Passage provided: Begin

Bioverge, Inc.

Apr 19, 2021

4 min read

Reimagining Artificial Organs: IVIVA Medical

Photo by ThisisEngineering RAEng on Unsplash

Over the past century, many diseases that previously would have been fatal are now almost entirely curable. However, the prognosis and treatments for end-stage organ failure are still bleak.

Chronic diseases lead to wear and tear in organs such as the liver, lungs, kidneys, and more. Eventually, the damage builds up to a point where the organs stop working — at this point, patients currently have relatively few options. The current standard of care for patients with end-stage organ failure is an organ transplant. However, the demand for a transplant greatly exceeds the supply of organs.

When you check off “organ donor” on your driver’s license, you are opting in to have your organs donated in the event of your death. What is often overlooked is that 99.7% of registered donors will be ineligible for actually donating their organs, causing a backlog of over 100,000 patients on the organ waitlist.

Passage provided: End
Recorded data: Begin

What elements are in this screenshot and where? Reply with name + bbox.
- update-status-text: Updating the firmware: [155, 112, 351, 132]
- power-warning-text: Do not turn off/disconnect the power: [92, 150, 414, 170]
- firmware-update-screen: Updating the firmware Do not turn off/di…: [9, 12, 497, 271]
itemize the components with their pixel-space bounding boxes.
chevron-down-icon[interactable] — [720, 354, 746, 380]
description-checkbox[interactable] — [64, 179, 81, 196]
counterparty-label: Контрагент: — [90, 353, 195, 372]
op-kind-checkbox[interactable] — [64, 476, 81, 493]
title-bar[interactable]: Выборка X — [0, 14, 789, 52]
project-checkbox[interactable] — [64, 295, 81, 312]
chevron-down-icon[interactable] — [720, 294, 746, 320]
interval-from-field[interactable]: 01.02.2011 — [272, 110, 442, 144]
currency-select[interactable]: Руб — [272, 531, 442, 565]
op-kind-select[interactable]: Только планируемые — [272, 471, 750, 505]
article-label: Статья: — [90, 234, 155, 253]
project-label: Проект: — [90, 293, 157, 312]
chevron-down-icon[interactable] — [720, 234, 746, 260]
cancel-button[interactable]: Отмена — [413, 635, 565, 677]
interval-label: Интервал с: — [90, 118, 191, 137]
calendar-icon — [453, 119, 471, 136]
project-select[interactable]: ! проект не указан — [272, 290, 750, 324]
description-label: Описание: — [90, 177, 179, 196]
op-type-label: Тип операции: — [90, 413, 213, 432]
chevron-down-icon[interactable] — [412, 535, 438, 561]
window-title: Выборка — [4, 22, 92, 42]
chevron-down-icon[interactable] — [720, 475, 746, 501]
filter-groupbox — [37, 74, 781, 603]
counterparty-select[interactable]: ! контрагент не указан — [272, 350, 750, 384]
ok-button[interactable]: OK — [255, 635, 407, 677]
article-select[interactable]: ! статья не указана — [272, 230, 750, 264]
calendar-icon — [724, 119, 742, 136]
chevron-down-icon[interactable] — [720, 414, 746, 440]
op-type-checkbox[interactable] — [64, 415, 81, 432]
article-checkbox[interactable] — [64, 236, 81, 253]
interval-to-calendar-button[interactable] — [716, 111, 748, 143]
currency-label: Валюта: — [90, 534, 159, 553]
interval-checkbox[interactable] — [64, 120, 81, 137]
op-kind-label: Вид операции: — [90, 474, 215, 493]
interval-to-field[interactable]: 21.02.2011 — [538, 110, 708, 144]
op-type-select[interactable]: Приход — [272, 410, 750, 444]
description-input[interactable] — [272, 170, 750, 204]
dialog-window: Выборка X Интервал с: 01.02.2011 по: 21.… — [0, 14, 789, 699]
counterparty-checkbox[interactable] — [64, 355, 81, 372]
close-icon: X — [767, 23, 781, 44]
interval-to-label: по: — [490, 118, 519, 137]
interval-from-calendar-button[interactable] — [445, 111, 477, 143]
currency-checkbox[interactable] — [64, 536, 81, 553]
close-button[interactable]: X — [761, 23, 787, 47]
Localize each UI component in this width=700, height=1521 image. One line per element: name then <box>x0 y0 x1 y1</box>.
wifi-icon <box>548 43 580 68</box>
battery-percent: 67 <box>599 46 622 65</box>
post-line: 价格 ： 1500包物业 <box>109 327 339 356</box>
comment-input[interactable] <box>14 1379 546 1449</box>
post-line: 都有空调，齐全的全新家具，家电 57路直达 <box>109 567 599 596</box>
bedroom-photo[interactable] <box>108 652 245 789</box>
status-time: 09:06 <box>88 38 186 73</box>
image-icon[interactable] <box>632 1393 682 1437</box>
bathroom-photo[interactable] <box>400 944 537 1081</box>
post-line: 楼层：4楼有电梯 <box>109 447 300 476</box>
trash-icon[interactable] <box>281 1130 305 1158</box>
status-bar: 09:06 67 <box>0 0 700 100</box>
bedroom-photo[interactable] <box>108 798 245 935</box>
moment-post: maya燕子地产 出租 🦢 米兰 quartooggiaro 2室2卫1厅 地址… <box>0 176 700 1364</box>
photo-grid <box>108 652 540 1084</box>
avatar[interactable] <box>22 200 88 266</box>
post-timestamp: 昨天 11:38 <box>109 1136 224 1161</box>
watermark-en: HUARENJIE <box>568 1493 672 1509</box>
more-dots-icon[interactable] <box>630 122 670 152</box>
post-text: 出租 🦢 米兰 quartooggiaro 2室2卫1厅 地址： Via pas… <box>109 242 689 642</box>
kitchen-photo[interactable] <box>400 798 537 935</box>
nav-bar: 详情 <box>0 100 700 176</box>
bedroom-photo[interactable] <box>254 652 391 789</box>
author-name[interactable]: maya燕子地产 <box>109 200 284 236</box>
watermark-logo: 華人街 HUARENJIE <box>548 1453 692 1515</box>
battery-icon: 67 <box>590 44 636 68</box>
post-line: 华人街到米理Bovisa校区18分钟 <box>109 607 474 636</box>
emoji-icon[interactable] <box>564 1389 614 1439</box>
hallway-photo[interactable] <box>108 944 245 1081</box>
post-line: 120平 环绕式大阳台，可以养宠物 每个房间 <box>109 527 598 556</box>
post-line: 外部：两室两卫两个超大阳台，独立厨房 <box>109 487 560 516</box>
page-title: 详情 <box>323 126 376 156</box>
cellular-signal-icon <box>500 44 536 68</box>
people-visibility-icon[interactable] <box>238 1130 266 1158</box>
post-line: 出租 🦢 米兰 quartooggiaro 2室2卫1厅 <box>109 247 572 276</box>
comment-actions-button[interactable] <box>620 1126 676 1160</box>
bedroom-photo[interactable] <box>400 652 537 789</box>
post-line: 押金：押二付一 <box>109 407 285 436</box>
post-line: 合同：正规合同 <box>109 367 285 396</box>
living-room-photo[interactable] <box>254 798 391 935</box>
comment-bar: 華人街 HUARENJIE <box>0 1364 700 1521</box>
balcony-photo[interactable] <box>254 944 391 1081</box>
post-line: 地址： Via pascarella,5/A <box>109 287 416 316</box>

Recorded data: End

§ **Exercise requirements**
According to the article on IVIVA Medical, what is the current standard of care for patients with end-stage organ failure? These rows were taken from a different source than the text.

§ **Written response**
An organ transplant.